- Your instructions -
Transcribe the listing that follows in full, omitting pictures.

- Task data -
________________________

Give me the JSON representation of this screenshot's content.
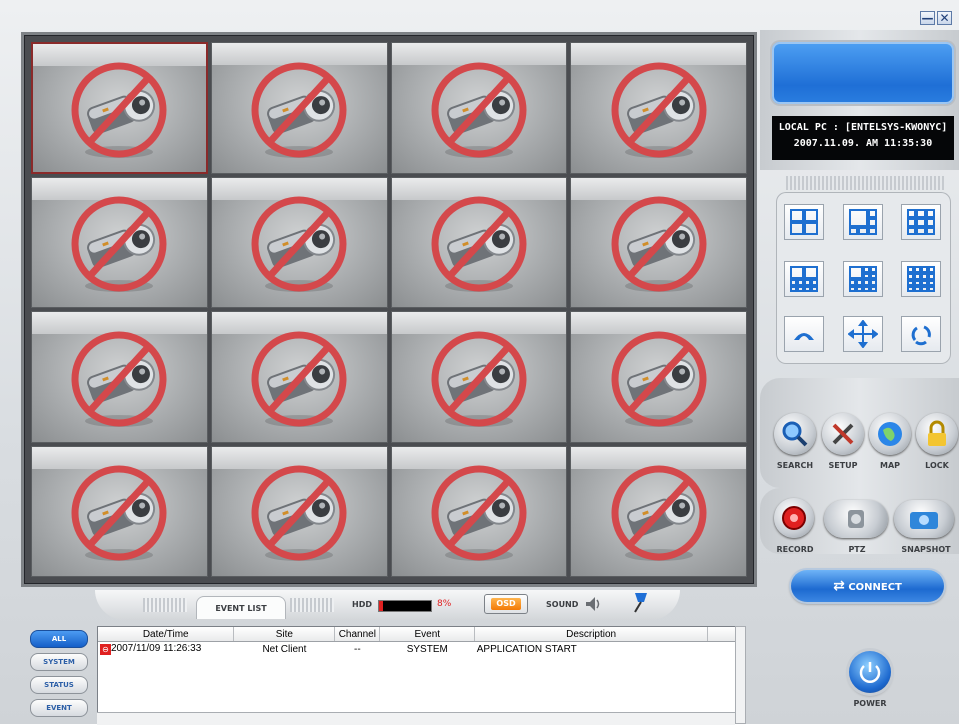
{
  "window": {
    "minimize_glyph": "—",
    "close_glyph": "✕"
  },
  "info": {
    "local_pc": "LOCAL PC : [ENTELSYS-KWONYC]",
    "datetime": "2007.11.09. AM 11:35:30"
  },
  "grid": {
    "rows": 4,
    "cols": 4,
    "selected_index": 0,
    "cell_icon": "no-camera-icon"
  },
  "action_buttons": [
    {
      "label": "SEARCH",
      "icon": "search-icon"
    },
    {
      "label": "SETUP",
      "icon": "setup-tools-icon"
    },
    {
      "label": "MAP",
      "icon": "map-globe-icon"
    },
    {
      "label": "LOCK",
      "icon": "lock-icon"
    }
  ],
  "control_buttons": [
    {
      "label": "RECORD",
      "icon": "record-icon"
    },
    {
      "label": "PTZ",
      "icon": "ptz-icon"
    },
    {
      "label": "SNAPSHOT",
      "icon": "snapshot-camera-icon"
    }
  ],
  "connect_label": "CONNECT",
  "power_label": "POWER",
  "bottom_bar": {
    "event_list_tab": "EVENT LIST",
    "hdd_label": "HDD",
    "hdd_percent_text": "8%",
    "hdd_fraction": 0.08,
    "osd_label": "OSD",
    "sound_label": "SOUND"
  },
  "filter_buttons": [
    "ALL",
    "SYSTEM",
    "STATUS",
    "EVENT"
  ],
  "event_table": {
    "columns": [
      "Date/Time",
      "Site",
      "Channel",
      "Event",
      "Description"
    ],
    "rows": [
      {
        "datetime": "2007/11/09 11:26:33",
        "site": "Net Client",
        "channel": "--",
        "event": "SYSTEM",
        "description": "APPLICATION START"
      }
    ]
  },
  "colors": {
    "accent_blue": "#1d6ad0",
    "record_red": "#e02020",
    "osd_orange": "#f37a06"
  }
}
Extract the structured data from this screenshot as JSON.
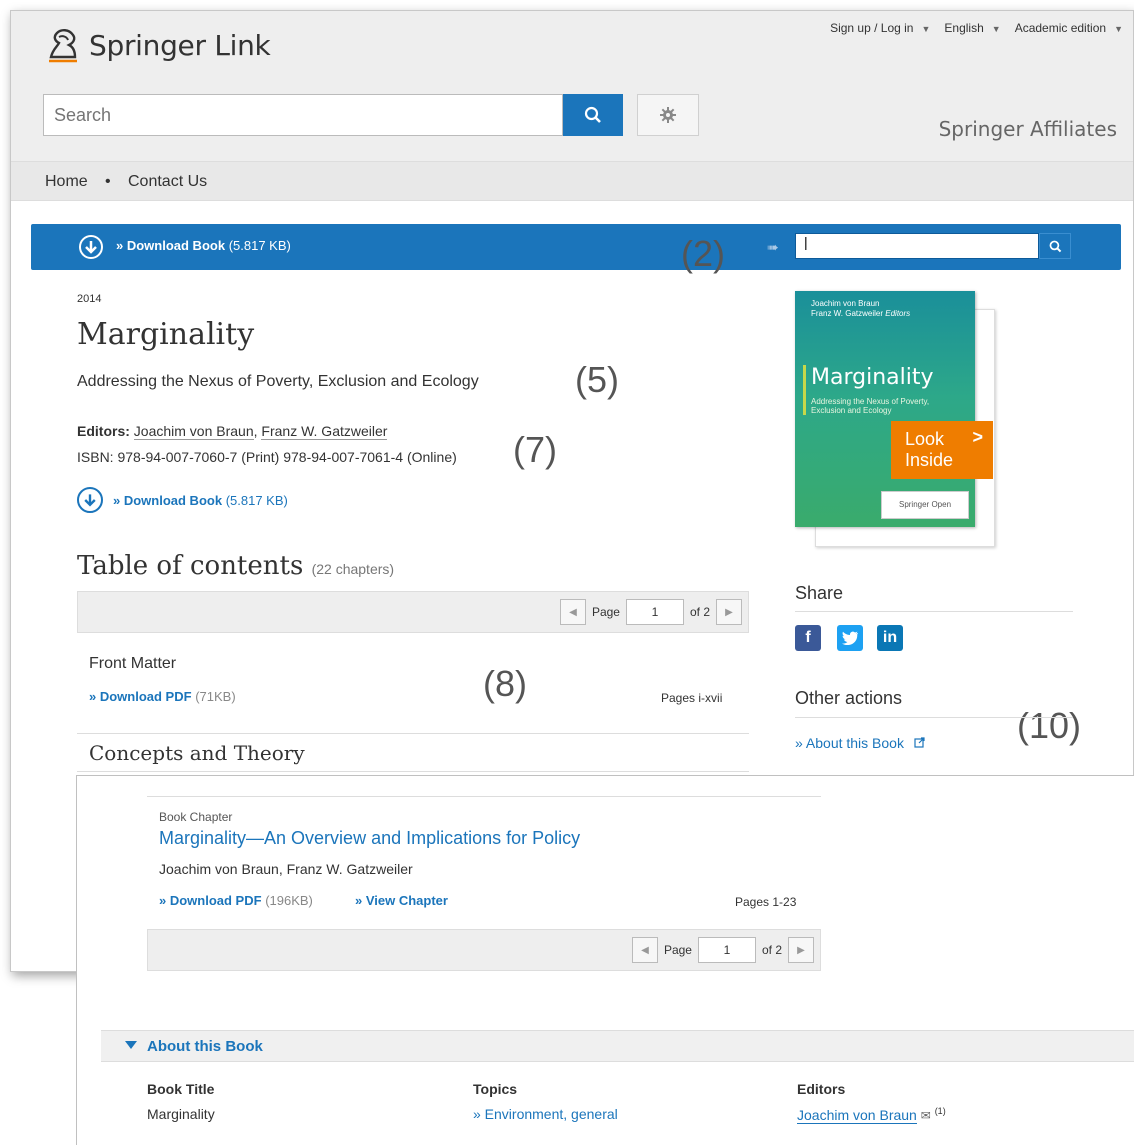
{
  "header": {
    "logo_brand": "Springer",
    "logo_product": "Link",
    "top_menu": [
      {
        "label": "Sign up / Log in"
      },
      {
        "label": "English"
      },
      {
        "label": "Academic edition"
      }
    ],
    "search_placeholder": "Search",
    "affiliates": "Springer Affiliates"
  },
  "nav": {
    "home": "Home",
    "separator": "•",
    "contact": "Contact Us"
  },
  "download_bar": {
    "label": "» Download Book",
    "size": "(5.817 KB)",
    "arrow_glyph": "➠",
    "find_value": "|"
  },
  "callouts": {
    "c2": "(2)",
    "c5": "(5)",
    "c7": "(7)",
    "c8": "(8)",
    "c10": "(10)"
  },
  "book": {
    "year": "2014",
    "title": "Marginality",
    "subtitle": "Addressing the Nexus of Poverty, Exclusion and Ecology",
    "editors_label": "Editors:",
    "editor1": "Joachim von Braun",
    "editor_sep": ",",
    "editor2": "Franz W. Gatzweiler",
    "isbn": "ISBN: 978-94-007-7060-7 (Print) 978-94-007-7061-4 (Online)",
    "download_label": "» Download Book",
    "download_size": "(5.817 KB)"
  },
  "toc": {
    "title": "Table of contents",
    "count": "(22 chapters)",
    "pager": {
      "page_label": "Page",
      "page_value": "1",
      "of_label": "of 2"
    },
    "front_matter": {
      "title": "Front Matter",
      "download": "» Download PDF",
      "size": "(71KB)",
      "pages": "Pages i-xvii"
    },
    "section": "Concepts and Theory"
  },
  "cover": {
    "editors_line1": "Joachim von Braun",
    "editors_line2": "Franz W. Gatzweiler",
    "editors_suffix": "Editors",
    "title": "Marginality",
    "subtitle_line1": "Addressing the Nexus of Poverty,",
    "subtitle_line2": "Exclusion and Ecology",
    "publisher": "Springer Open",
    "look_inside_line1": "Look",
    "look_inside_line2": "Inside"
  },
  "sidebar": {
    "share_heading": "Share",
    "social": [
      {
        "label": "f",
        "icon": "facebook-icon",
        "color": "#3b5998"
      },
      {
        "label": "t",
        "icon": "twitter-icon",
        "color": "#1da1f2"
      },
      {
        "label": "in",
        "icon": "linkedin-icon",
        "color": "#0a77b5"
      }
    ],
    "other_heading": "Other actions",
    "about_link": "» About this Book"
  },
  "chapter": {
    "type_label": "Book Chapter",
    "title": "Marginality—An Overview and Implications for Policy",
    "authors": "Joachim von Braun, Franz W. Gatzweiler",
    "download": "» Download PDF",
    "size": "(196KB)",
    "view": "» View Chapter",
    "pages": "Pages 1-23",
    "pager": {
      "page_label": "Page",
      "page_value": "1",
      "of_label": "of 2"
    }
  },
  "about_section": {
    "label": "About this Book",
    "book_title_heading": "Book Title",
    "book_title_value": "Marginality",
    "topics_heading": "Topics",
    "topics_value": "» Environment, general",
    "editors_heading": "Editors",
    "editors_value": "Joachim von Braun",
    "editors_sup": "(1)"
  },
  "colors": {
    "accent": "#1b75bb",
    "orange": "#ef7d00",
    "header_bg": "#eeeeee"
  }
}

________________________

- The response -
Give me the JSON representation of this screenshot's content.
{
  "window": {
    "minimize_glyph": "—",
    "close_glyph": "✕"
  },
  "info": {
    "local_pc": "LOCAL PC : [ENTELSYS-KWONYC]",
    "datetime": "2007.11.09. AM 11:35:30"
  },
  "grid": {
    "rows": 4,
    "cols": 4,
    "selected_index": 0,
    "cell_icon": "no-camera-icon"
  },
  "action_buttons": [
    {
      "label": "SEARCH",
      "icon": "search-icon"
    },
    {
      "label": "SETUP",
      "icon": "setup-tools-icon"
    },
    {
      "label": "MAP",
      "icon": "map-globe-icon"
    },
    {
      "label": "LOCK",
      "icon": "lock-icon"
    }
  ],
  "control_buttons": [
    {
      "label": "RECORD",
      "icon": "record-icon"
    },
    {
      "label": "PTZ",
      "icon": "ptz-icon"
    },
    {
      "label": "SNAPSHOT",
      "icon": "snapshot-camera-icon"
    }
  ],
  "connect_label": "CONNECT",
  "power_label": "POWER",
  "bottom_bar": {
    "event_list_tab": "EVENT LIST",
    "hdd_label": "HDD",
    "hdd_percent_text": "8%",
    "hdd_fraction": 0.08,
    "osd_label": "OSD",
    "sound_label": "SOUND"
  },
  "filter_buttons": [
    "ALL",
    "SYSTEM",
    "STATUS",
    "EVENT"
  ],
  "event_table": {
    "columns": [
      "Date/Time",
      "Site",
      "Channel",
      "Event",
      "Description"
    ],
    "rows": [
      {
        "datetime": "2007/11/09 11:26:33",
        "site": "Net Client",
        "channel": "--",
        "event": "SYSTEM",
        "description": "APPLICATION START"
      }
    ]
  },
  "colors": {
    "accent_blue": "#1d6ad0",
    "record_red": "#e02020",
    "osd_orange": "#f37a06"
  }
}
Extract the structured data from this screenshot as JSON.
{
  "header": {
    "logo_brand": "Springer",
    "logo_product": "Link",
    "top_menu": [
      {
        "label": "Sign up / Log in"
      },
      {
        "label": "English"
      },
      {
        "label": "Academic edition"
      }
    ],
    "search_placeholder": "Search",
    "affiliates": "Springer Affiliates"
  },
  "nav": {
    "home": "Home",
    "separator": "•",
    "contact": "Contact Us"
  },
  "download_bar": {
    "label": "» Download Book",
    "size": "(5.817 KB)",
    "arrow_glyph": "➠",
    "find_value": "|"
  },
  "callouts": {
    "c2": "(2)",
    "c5": "(5)",
    "c7": "(7)",
    "c8": "(8)",
    "c10": "(10)"
  },
  "book": {
    "year": "2014",
    "title": "Marginality",
    "subtitle": "Addressing the Nexus of Poverty, Exclusion and Ecology",
    "editors_label": "Editors:",
    "editor1": "Joachim von Braun",
    "editor_sep": ",",
    "editor2": "Franz W. Gatzweiler",
    "isbn": "ISBN: 978-94-007-7060-7 (Print) 978-94-007-7061-4 (Online)",
    "download_label": "» Download Book",
    "download_size": "(5.817 KB)"
  },
  "toc": {
    "title": "Table of contents",
    "count": "(22 chapters)",
    "pager": {
      "page_label": "Page",
      "page_value": "1",
      "of_label": "of 2"
    },
    "front_matter": {
      "title": "Front Matter",
      "download": "» Download PDF",
      "size": "(71KB)",
      "pages": "Pages i-xvii"
    },
    "section": "Concepts and Theory"
  },
  "cover": {
    "editors_line1": "Joachim von Braun",
    "editors_line2": "Franz W. Gatzweiler",
    "editors_suffix": "Editors",
    "title": "Marginality",
    "subtitle_line1": "Addressing the Nexus of Poverty,",
    "subtitle_line2": "Exclusion and Ecology",
    "publisher": "Springer Open",
    "look_inside_line1": "Look",
    "look_inside_line2": "Inside"
  },
  "sidebar": {
    "share_heading": "Share",
    "social": [
      {
        "label": "f",
        "icon": "facebook-icon",
        "color": "#3b5998"
      },
      {
        "label": "t",
        "icon": "twitter-icon",
        "color": "#1da1f2"
      },
      {
        "label": "in",
        "icon": "linkedin-icon",
        "color": "#0a77b5"
      }
    ],
    "other_heading": "Other actions",
    "about_link": "» About this Book"
  },
  "chapter": {
    "type_label": "Book Chapter",
    "title": "Marginality—An Overview and Implications for Policy",
    "authors": "Joachim von Braun, Franz W. Gatzweiler",
    "download": "» Download PDF",
    "size": "(196KB)",
    "view": "» View Chapter",
    "pages": "Pages 1-23",
    "pager": {
      "page_label": "Page",
      "page_value": "1",
      "of_label": "of 2"
    }
  },
  "about_section": {
    "label": "About this Book",
    "book_title_heading": "Book Title",
    "book_title_value": "Marginality",
    "topics_heading": "Topics",
    "topics_value": "» Environment, general",
    "editors_heading": "Editors",
    "editors_value": "Joachim von Braun",
    "editors_sup": "(1)"
  },
  "colors": {
    "accent": "#1b75bb",
    "orange": "#ef7d00",
    "header_bg": "#eeeeee"
  }
}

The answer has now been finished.